> [WHAT YOU SHOULD DO]
Copy every record below, exactly as written.

> [DATA PROVIDED]
──────

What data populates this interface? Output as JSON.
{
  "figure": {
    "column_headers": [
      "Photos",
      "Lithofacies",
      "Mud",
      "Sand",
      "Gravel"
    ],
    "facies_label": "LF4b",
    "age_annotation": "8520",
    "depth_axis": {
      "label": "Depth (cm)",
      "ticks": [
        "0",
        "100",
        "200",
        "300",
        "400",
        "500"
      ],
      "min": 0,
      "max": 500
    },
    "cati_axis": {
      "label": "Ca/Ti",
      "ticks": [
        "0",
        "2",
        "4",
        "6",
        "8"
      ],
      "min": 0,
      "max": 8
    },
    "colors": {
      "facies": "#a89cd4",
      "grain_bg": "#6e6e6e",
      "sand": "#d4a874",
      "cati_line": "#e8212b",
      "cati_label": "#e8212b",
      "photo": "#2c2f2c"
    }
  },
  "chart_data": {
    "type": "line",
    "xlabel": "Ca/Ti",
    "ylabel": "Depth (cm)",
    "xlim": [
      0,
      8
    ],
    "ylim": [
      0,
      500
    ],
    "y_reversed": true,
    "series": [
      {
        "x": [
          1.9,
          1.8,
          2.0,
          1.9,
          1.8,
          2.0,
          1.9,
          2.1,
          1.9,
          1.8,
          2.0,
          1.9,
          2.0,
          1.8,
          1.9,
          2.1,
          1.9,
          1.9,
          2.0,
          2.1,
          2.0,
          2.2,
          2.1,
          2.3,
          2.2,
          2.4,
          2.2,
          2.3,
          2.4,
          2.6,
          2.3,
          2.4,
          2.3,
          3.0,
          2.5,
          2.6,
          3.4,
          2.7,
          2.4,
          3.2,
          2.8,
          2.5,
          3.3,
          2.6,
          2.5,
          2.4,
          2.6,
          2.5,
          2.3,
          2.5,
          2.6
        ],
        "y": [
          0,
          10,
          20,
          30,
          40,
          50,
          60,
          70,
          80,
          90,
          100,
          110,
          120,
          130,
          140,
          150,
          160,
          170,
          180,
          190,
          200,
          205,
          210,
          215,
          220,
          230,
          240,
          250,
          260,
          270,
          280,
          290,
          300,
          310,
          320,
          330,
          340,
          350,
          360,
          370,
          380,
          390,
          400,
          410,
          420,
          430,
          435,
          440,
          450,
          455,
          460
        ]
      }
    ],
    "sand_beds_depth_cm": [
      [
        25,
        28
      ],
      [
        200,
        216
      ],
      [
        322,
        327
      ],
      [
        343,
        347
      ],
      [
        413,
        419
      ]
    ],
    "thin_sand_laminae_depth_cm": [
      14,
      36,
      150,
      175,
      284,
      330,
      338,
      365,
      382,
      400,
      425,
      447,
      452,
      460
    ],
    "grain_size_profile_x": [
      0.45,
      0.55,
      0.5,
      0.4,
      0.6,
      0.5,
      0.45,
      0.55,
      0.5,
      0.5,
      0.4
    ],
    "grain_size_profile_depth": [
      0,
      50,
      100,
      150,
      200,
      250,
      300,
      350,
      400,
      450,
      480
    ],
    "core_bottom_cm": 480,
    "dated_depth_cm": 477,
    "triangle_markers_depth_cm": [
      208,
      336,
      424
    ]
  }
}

──────

> [EXPECTED OUTPUT]
What data populates this interface? Output as JSON.
{
  "figure": {
    "column_headers": [
      "Photos",
      "Lithofacies",
      "Mud",
      "Sand",
      "Gravel"
    ],
    "facies_label": "LF4b",
    "age_annotation": "8520",
    "depth_axis": {
      "label": "Depth (cm)",
      "ticks": [
        "0",
        "100",
        "200",
        "300",
        "400",
        "500"
      ],
      "min": 0,
      "max": 500
    },
    "cati_axis": {
      "label": "Ca/Ti",
      "ticks": [
        "0",
        "2",
        "4",
        "6",
        "8"
      ],
      "min": 0,
      "max": 8
    },
    "colors": {
      "facies": "#a89cd4",
      "grain_bg": "#6e6e6e",
      "sand": "#d4a874",
      "cati_line": "#e8212b",
      "cati_label": "#e8212b",
      "photo": "#2c2f2c"
    }
  },
  "chart_data": {
    "type": "line",
    "xlabel": "Ca/Ti",
    "ylabel": "Depth (cm)",
    "xlim": [
      0,
      8
    ],
    "ylim": [
      0,
      500
    ],
    "y_reversed": true,
    "series": [
      {
        "x": [
          1.9,
          1.8,
          2.0,
          1.9,
          1.8,
          2.0,
          1.9,
          2.1,
          1.9,
          1.8,
          2.0,
          1.9,
          2.0,
          1.8,
          1.9,
          2.1,
          1.9,
          1.9,
          2.0,
          2.1,
          2.0,
          2.2,
          2.1,
          2.3,
          2.2,
          2.4,
          2.2,
          2.3,
          2.4,
          2.6,
          2.3,
          2.4,
          2.3,
          3.0,
          2.5,
          2.6,
          3.4,
          2.7,
          2.4,
          3.2,
          2.8,
          2.5,
          3.3,
          2.6,
          2.5,
          2.4,
          2.6,
          2.5,
          2.3,
          2.5,
          2.6
        ],
        "y": [
          0,
          10,
          20,
          30,
          40,
          50,
          60,
          70,
          80,
          90,
          100,
          110,
          120,
          130,
          140,
          150,
          160,
          170,
          180,
          190,
          200,
          205,
          210,
          215,
          220,
          230,
          240,
          250,
          260,
          270,
          280,
          290,
          300,
          310,
          320,
          330,
          340,
          350,
          360,
          370,
          380,
          390,
          400,
          410,
          420,
          430,
          435,
          440,
          450,
          455,
          460
        ]
      }
    ],
    "sand_beds_depth_cm": [
      [
        25,
        28
      ],
      [
        200,
        216
      ],
      [
        322,
        327
      ],
      [
        343,
        347
      ],
      [
        413,
        419
      ]
    ],
    "thin_sand_laminae_depth_cm": [
      14,
      36,
      150,
      175,
      284,
      330,
      338,
      365,
      382,
      400,
      425,
      447,
      452,
      460
    ],
    "grain_size_profile_x": [
      0.45,
      0.55,
      0.5,
      0.4,
      0.6,
      0.5,
      0.45,
      0.55,
      0.5,
      0.5,
      0.4
    ],
    "grain_size_profile_depth": [
      0,
      50,
      100,
      150,
      200,
      250,
      300,
      350,
      400,
      450,
      480
    ],
    "core_bottom_cm": 480,
    "dated_depth_cm": 477,
    "triangle_markers_depth_cm": [
      208,
      336,
      424
    ]
  }
}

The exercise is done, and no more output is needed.